● Gestellte Aufgabe 1: Kannst du den Absatz, der mit „Um es klar zu stellen“ beginnt, aus dem Text über den Stromverbrauch der Digitalisierung als knappe Stichpunktliste wiedergeben, ohne dass wesentliche Fakten fehlen?
● Gestellte Aufgabe 2:
Welche Antworten gibt der Text über den Stromverbrauch der Digitalisierung auf die folgenden Fragen? Antworte je Frage in einer Zeile und kennzeichne sie ebenfalls mit (a), (b) und (c).
(a) Wie viele Erden bräuchte es für den Ressourcenverbrauch der Schweiz?
(b) Wo kann man laut Text schon lange keine Fahrkarten mehr kaufen?
(c) Was droht Menschen ohne E-Mail, WhatsApp oder einen anderen Social-Media-Kanal, wenn sie sich nicht dem digitalen Diktat beugen?
● Gestellte Aufgabe 3: Wie könnte der Text über den Stromverbrauch der Digitalisierung weitergehen? Setze ihn im Anschluss an seinen letzten Satz fort.

● Textabschnitt:
|---|
Die un-heimlichen Stromfresser

Die Digitalisierung frisst Unmengen von Strom. Warum ist in der ganzen Energiespar-Diskussion davon nicht die Rede? 

Um es klar zu stellen: Ich bin kein ICT-Gegner! Wenn ich diesen Beitrag schreibe, sitze ich schreibend – mit digital betriebenen Hörgeräten bestückt !  – daheim an meinem Laptop,  nachdem ich schon zuvor mehrfach, auch mit der Suchmaschine meines Handys, zum Thema Energiesparen geforscht habe. Und ich weiss: Unser ökologischer Fussabdruck ist viel zu gross und muss dringend gesenkt werden. Der Ressourcenverbrauch der Schweiz ist so gross, dass wir drei Erden bräuchten. Ein Zurückfahren ist zwingend nötig. Dabei geht es nicht nur um CO2, sondern generell um ein Gleichgewicht mit der Natur, um Biodiversität und Gerechtigkeit! 

Stromverbrauch von ICT

Auffällig ist, wie schon erwähnt: Die Welt des Digitalen kommt in den – teils durchaus wichtigen – Spar-Empfehlungen nicht vor. Vielleicht eine pädagogische Warnung an unsern Nachwuchs, nicht stets aufs Handy zu schauen. Während wir alle fast pausenlos verführt werden, uns auf diese moderne Technik einzulassen. Verführt? Nein: genötigt: Fahrkarten kann man schon lange nicht mehr an einem Schalter kaufen. Menschen ohne E-Mail, WhatsApp oder sonst einem Social-Media-Kanal fallen aus dem gesellschaftlichen Kontext. Sie drohen zu vereinsamen, wenn sie sich nicht dem digitalen Diktat beugen.
|---|
● Einträge:
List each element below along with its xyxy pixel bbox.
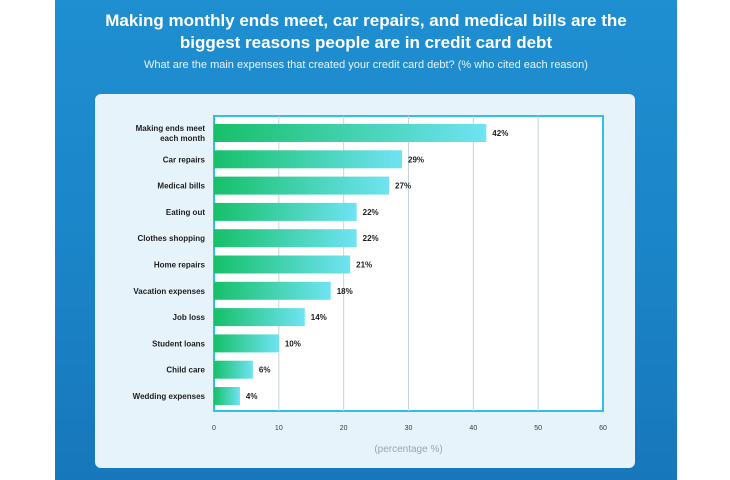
bars: [214, 124, 487, 405]
bar: [214, 124, 487, 142]
x-axis-ticks: 0 10 20 30 40 50 60: [212, 425, 607, 432]
title-line-2: biggest reasons people are in credit car…: [179, 33, 553, 52]
category-label: Making ends meet each month: [136, 124, 206, 143]
category-label: Home repairs: [154, 261, 206, 270]
x-axis-label: (percentage %): [374, 444, 443, 455]
x-tick-label: 50: [534, 425, 542, 432]
category-label: Car repairs: [163, 155, 206, 164]
x-tick-label: 10: [275, 425, 283, 432]
chart-title: Making monthly ends meet, car repairs, a…: [55, 10, 677, 54]
bar: [214, 150, 403, 169]
category-label: Eating out: [166, 208, 205, 217]
bar: [214, 202, 357, 221]
value-label: 6%: [259, 366, 271, 375]
title-line-1: Making monthly ends meet, car repairs, a…: [105, 11, 627, 30]
value-label: 18%: [337, 287, 353, 296]
category-label: Child care: [166, 366, 205, 375]
bar: [214, 281, 331, 300]
value-labels: 42% 29% 27% 22% 22% 21% 18% 14% 10% 6% 4%: [246, 129, 508, 401]
bar: [214, 360, 253, 379]
category-label: Vacation expenses: [133, 287, 205, 296]
category-labels: Making ends meet each month Car repairs Med…: [133, 124, 206, 401]
x-tick-label: 60: [599, 425, 607, 432]
value-label: 10%: [285, 339, 301, 348]
value-label: 42%: [492, 129, 508, 138]
category-label: Clothes shopping: [137, 234, 205, 243]
bar: [214, 255, 351, 274]
bar: [214, 176, 390, 195]
value-label: 14%: [311, 313, 327, 322]
category-label: Medical bills: [157, 182, 205, 191]
category-label: Wedding expenses: [133, 392, 206, 401]
value-label: 21%: [356, 261, 372, 270]
value-label: 29%: [408, 155, 424, 164]
x-tick-label: 40: [469, 425, 477, 432]
value-label: 22%: [363, 234, 379, 243]
value-label: 22%: [363, 208, 379, 217]
category-label: Student loans: [152, 339, 205, 348]
value-label: 4%: [246, 392, 258, 401]
bar: [214, 308, 305, 327]
bar: [214, 387, 240, 405]
value-label: 27%: [395, 182, 411, 191]
bar: [214, 229, 357, 248]
category-label: Job loss: [173, 313, 206, 322]
x-tick-label: 30: [405, 425, 413, 432]
chart-subtitle: What are the main expenses that created …: [144, 59, 588, 71]
x-tick-label: 0: [212, 425, 216, 432]
x-tick-label: 20: [340, 425, 348, 432]
bar: [214, 334, 279, 353]
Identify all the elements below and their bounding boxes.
|---|
● Richtige Antwort 1:
- Kein ICT-Gegner: Der Beitrag entsteht mit digital betriebenen Hörgeräten am Laptop, nach vorheriger Recherche zum Energiesparen, auch mit der Suchmaschine des Handys.
- Der ökologische Fussabdruck ist viel zu gross und muss dringend gesenkt werden.
- Der Ressourcenverbrauch der Schweiz würde drei Erden erfordern.
- Ein Zurückfahren ist zwingend nötig.
- Es geht nicht nur um CO2, sondern um ein Gleichgewicht mit der Natur, um Biodiversität und Gerechtigkeit.

● Richtige Antwort 2:
(a) Drei Erden.
(b) An einem Schalter.
(c) Sie drohen zu vereinsamen.

● Richtige Antwort 3:
Strom macht ein Viertel der in der Schweiz verbrauchten Energie aus. Im Jahr 2021 wurden  58 Terawattstunden verbraucht. 55 % davon gingen zu  Industrie, Gewerbe- und Dienstleistungsunternehmen. Wie gross der Anteil der ICT am Stromverbrauch in der Schweiz ist, konnte ich nicht herausfinden. Weltweit soll er ca. 10 % betragen. Sicher ist, dass er laufend zunimmt: In der Industrie wird die Produktion immer mehr automatisiert. Und die Dienstleistungsunternehmen investieren in Informatik und Kommunikation. Deshalb steigt hier der Verbrauch konstant.

Nicht nur Computer und Mobiltelefone verbrauchen Strom. Richtige Stromfresser sind die Rechenzentren, auf denen die Daten liegen. Viele haben den Energieverbrauch einer ganzen Stadt. Hinzu kommt das Kühlen der Server, die rund um die Uhr auf Hochtouren laufen.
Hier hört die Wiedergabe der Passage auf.